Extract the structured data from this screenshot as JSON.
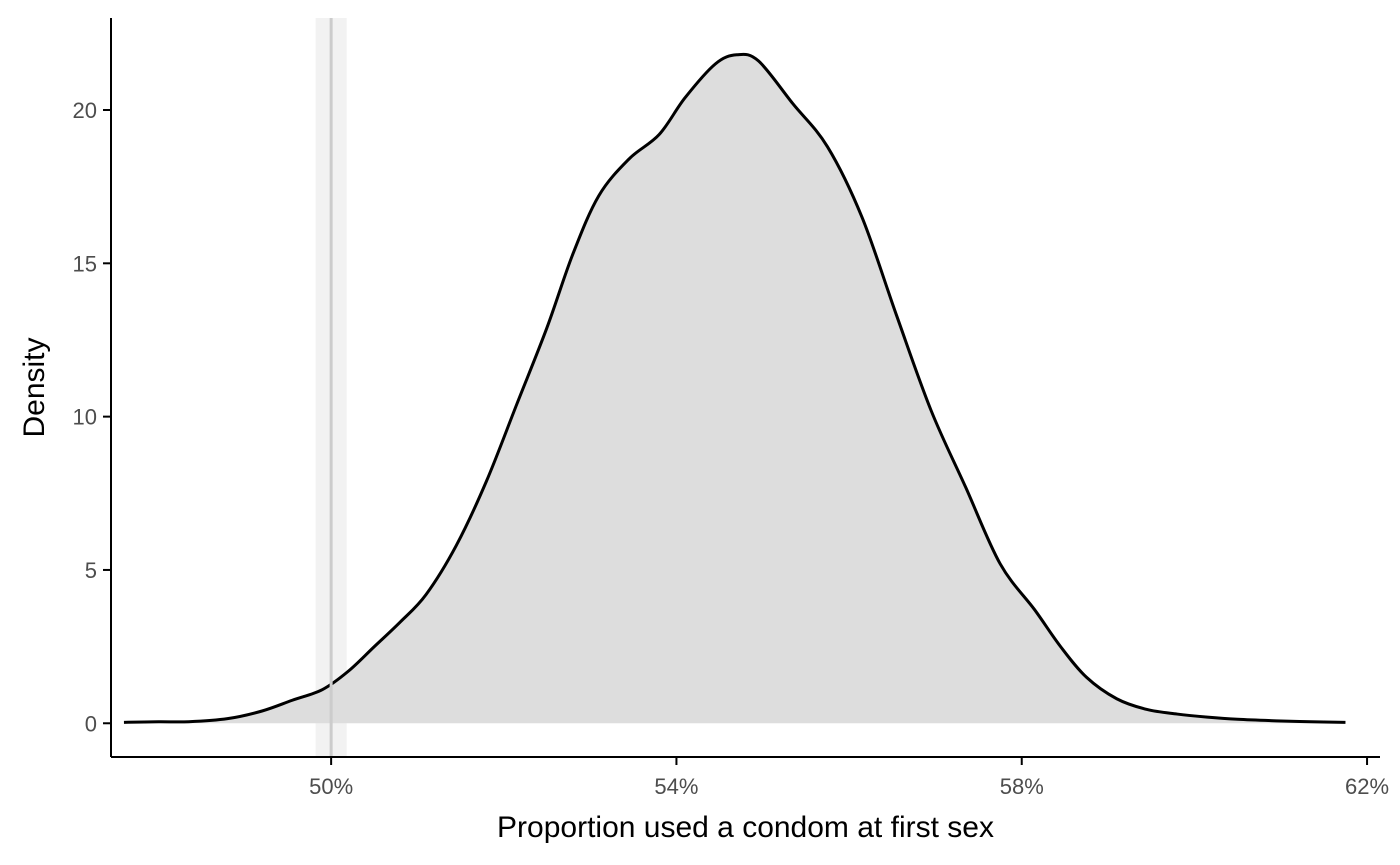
{
  "chart_data": {
    "type": "area",
    "title": "",
    "xlabel": "Proportion used a condom at first sex",
    "ylabel": "Density",
    "xlim": [
      0.4745,
      0.6215
    ],
    "ylim": [
      -1.1,
      23.0
    ],
    "x_ticks": [
      {
        "value": 0.5,
        "label": "50%"
      },
      {
        "value": 0.54,
        "label": "54%"
      },
      {
        "value": 0.58,
        "label": "58%"
      },
      {
        "value": 0.62,
        "label": "62%"
      }
    ],
    "y_ticks": [
      {
        "value": 0,
        "label": "0"
      },
      {
        "value": 5,
        "label": "5"
      },
      {
        "value": 10,
        "label": "10"
      },
      {
        "value": 15,
        "label": "15"
      },
      {
        "value": 20,
        "label": "20"
      }
    ],
    "reference_line": {
      "x": 0.5,
      "band": [
        0.4982,
        0.5018
      ]
    },
    "grid": false,
    "legend": "none",
    "colors": {
      "fill": "#dddddd",
      "line": "#000000",
      "reference_line": "#cccccc",
      "reference_band": "#f2f2f2",
      "axis": "#000000",
      "tick_label": "#4d4d4d"
    },
    "x": [
      0.476,
      0.48,
      0.4835,
      0.488,
      0.492,
      0.4955,
      0.499,
      0.502,
      0.505,
      0.508,
      0.511,
      0.5145,
      0.518,
      0.5215,
      0.525,
      0.528,
      0.531,
      0.5345,
      0.538,
      0.541,
      0.5445,
      0.547,
      0.5495,
      0.5535,
      0.5575,
      0.5615,
      0.5655,
      0.5695,
      0.5735,
      0.5775,
      0.5815,
      0.5845,
      0.5875,
      0.591,
      0.5945,
      0.598,
      0.6015,
      0.605,
      0.6095,
      0.6135,
      0.6175
    ],
    "y": [
      0.03,
      0.05,
      0.05,
      0.15,
      0.4,
      0.75,
      1.1,
      1.7,
      2.5,
      3.3,
      4.2,
      5.8,
      7.9,
      10.4,
      12.9,
      15.3,
      17.2,
      18.4,
      19.2,
      20.4,
      21.5,
      21.8,
      21.6,
      20.2,
      18.8,
      16.5,
      13.3,
      10.2,
      7.7,
      5.2,
      3.7,
      2.5,
      1.5,
      0.8,
      0.45,
      0.3,
      0.2,
      0.13,
      0.08,
      0.05,
      0.03
    ]
  }
}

### GOAL
Reproduce each record from above exactly; pictures do not belong in the copy.

### RESPONSE TO THE TASK
Extract the structured data from this screenshot as JSON.
{
  "chart_data": {
    "type": "area",
    "title": "",
    "xlabel": "Proportion used a condom at first sex",
    "ylabel": "Density",
    "xlim": [
      0.4745,
      0.6215
    ],
    "ylim": [
      -1.1,
      23.0
    ],
    "x_ticks": [
      {
        "value": 0.5,
        "label": "50%"
      },
      {
        "value": 0.54,
        "label": "54%"
      },
      {
        "value": 0.58,
        "label": "58%"
      },
      {
        "value": 0.62,
        "label": "62%"
      }
    ],
    "y_ticks": [
      {
        "value": 0,
        "label": "0"
      },
      {
        "value": 5,
        "label": "5"
      },
      {
        "value": 10,
        "label": "10"
      },
      {
        "value": 15,
        "label": "15"
      },
      {
        "value": 20,
        "label": "20"
      }
    ],
    "reference_line": {
      "x": 0.5,
      "band": [
        0.4982,
        0.5018
      ]
    },
    "grid": false,
    "legend": "none",
    "colors": {
      "fill": "#dddddd",
      "line": "#000000",
      "reference_line": "#cccccc",
      "reference_band": "#f2f2f2",
      "axis": "#000000",
      "tick_label": "#4d4d4d"
    },
    "x": [
      0.476,
      0.48,
      0.4835,
      0.488,
      0.492,
      0.4955,
      0.499,
      0.502,
      0.505,
      0.508,
      0.511,
      0.5145,
      0.518,
      0.5215,
      0.525,
      0.528,
      0.531,
      0.5345,
      0.538,
      0.541,
      0.5445,
      0.547,
      0.5495,
      0.5535,
      0.5575,
      0.5615,
      0.5655,
      0.5695,
      0.5735,
      0.5775,
      0.5815,
      0.5845,
      0.5875,
      0.591,
      0.5945,
      0.598,
      0.6015,
      0.605,
      0.6095,
      0.6135,
      0.6175
    ],
    "y": [
      0.03,
      0.05,
      0.05,
      0.15,
      0.4,
      0.75,
      1.1,
      1.7,
      2.5,
      3.3,
      4.2,
      5.8,
      7.9,
      10.4,
      12.9,
      15.3,
      17.2,
      18.4,
      19.2,
      20.4,
      21.5,
      21.8,
      21.6,
      20.2,
      18.8,
      16.5,
      13.3,
      10.2,
      7.7,
      5.2,
      3.7,
      2.5,
      1.5,
      0.8,
      0.45,
      0.3,
      0.2,
      0.13,
      0.08,
      0.05,
      0.03
    ]
  }
}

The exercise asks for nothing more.